WHAT YOU ARE ASKED TO DO: Extract the complete listing and output it unchanged.

THE INPUT:

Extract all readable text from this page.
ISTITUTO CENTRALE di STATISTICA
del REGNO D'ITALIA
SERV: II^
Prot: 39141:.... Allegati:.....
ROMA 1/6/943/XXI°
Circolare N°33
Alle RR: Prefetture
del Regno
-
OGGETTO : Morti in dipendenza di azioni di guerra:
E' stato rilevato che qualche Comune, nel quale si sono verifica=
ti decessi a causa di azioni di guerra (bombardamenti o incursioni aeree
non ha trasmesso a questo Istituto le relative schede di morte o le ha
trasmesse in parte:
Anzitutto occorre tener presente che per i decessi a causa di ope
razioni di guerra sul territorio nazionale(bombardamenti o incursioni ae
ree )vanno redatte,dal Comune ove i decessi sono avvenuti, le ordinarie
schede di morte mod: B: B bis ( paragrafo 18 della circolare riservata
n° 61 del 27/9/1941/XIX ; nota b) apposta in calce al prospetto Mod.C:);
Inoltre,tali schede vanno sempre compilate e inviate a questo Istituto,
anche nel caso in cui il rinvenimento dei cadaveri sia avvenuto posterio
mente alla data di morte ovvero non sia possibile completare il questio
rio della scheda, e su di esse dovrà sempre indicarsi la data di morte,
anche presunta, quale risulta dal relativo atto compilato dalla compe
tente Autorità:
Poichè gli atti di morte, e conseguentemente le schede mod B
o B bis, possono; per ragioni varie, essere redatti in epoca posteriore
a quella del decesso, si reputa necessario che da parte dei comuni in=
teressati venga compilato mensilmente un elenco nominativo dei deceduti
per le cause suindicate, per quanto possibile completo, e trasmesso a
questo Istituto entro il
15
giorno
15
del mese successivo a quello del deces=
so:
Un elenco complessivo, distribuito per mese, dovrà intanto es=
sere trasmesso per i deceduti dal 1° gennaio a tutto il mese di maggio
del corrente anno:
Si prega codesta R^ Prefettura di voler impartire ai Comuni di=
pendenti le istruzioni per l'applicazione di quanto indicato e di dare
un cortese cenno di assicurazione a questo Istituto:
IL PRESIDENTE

FULL OUTPUT:
Extract all readable text from this page.
ISTITUTO CENTRALE di STATISTICA
del REGNO D'ITALIA
SERV: II^
Prot: 39141:.... Allegati:.....
ROMA 1/6/943/XXI°
Circolare N°33
Alle RR: Prefetture
del Regno
-
OGGETTO : Morti in dipendenza di azioni di guerra:
E' stato rilevato che qualche Comune, nel quale si sono verifica=
ti decessi a causa di azioni di guerra (bombardamenti o incursioni aeree
non ha trasmesso a questo Istituto le relative schede di morte o le ha
trasmesse in parte:
Anzitutto occorre tener presente che per i decessi a causa di ope
razioni di guerra sul territorio nazionale(bombardamenti o incursioni ae
ree )vanno redatte,dal Comune ove i decessi sono avvenuti, le ordinarie
schede di morte mod: B: B bis ( paragrafo 18 della circolare riservata
n° 61 del 27/9/1941/XIX ; nota b) apposta in calce al prospetto Mod.C:);
Inoltre,tali schede vanno sempre compilate e inviate a questo Istituto,
anche nel caso in cui il rinvenimento dei cadaveri sia avvenuto posterio
mente alla data di morte ovvero non sia possibile completare il questio
rio della scheda, e su di esse dovrà sempre indicarsi la data di morte,
anche presunta, quale risulta dal relativo atto compilato dalla compe
tente Autorità:
Poichè gli atti di morte, e conseguentemente le schede mod B
o B bis, possono; per ragioni varie, essere redatti in epoca posteriore
a quella del decesso, si reputa necessario che da parte dei comuni in=
teressati venga compilato mensilmente un elenco nominativo dei deceduti
per le cause suindicate, per quanto possibile completo, e trasmesso a
questo Istituto entro il
15
giorno
15
del mese successivo a quello del deces=
so:
Un elenco complessivo, distribuito per mese, dovrà intanto es=
sere trasmesso per i deceduti dal 1° gennaio a tutto il mese di maggio
del corrente anno:
Si prega codesta R^ Prefettura di voler impartire ai Comuni di=
pendenti le istruzioni per l'applicazione di quanto indicato e di dare
un cortese cenno di assicurazione a questo Istituto:
IL PRESIDENTE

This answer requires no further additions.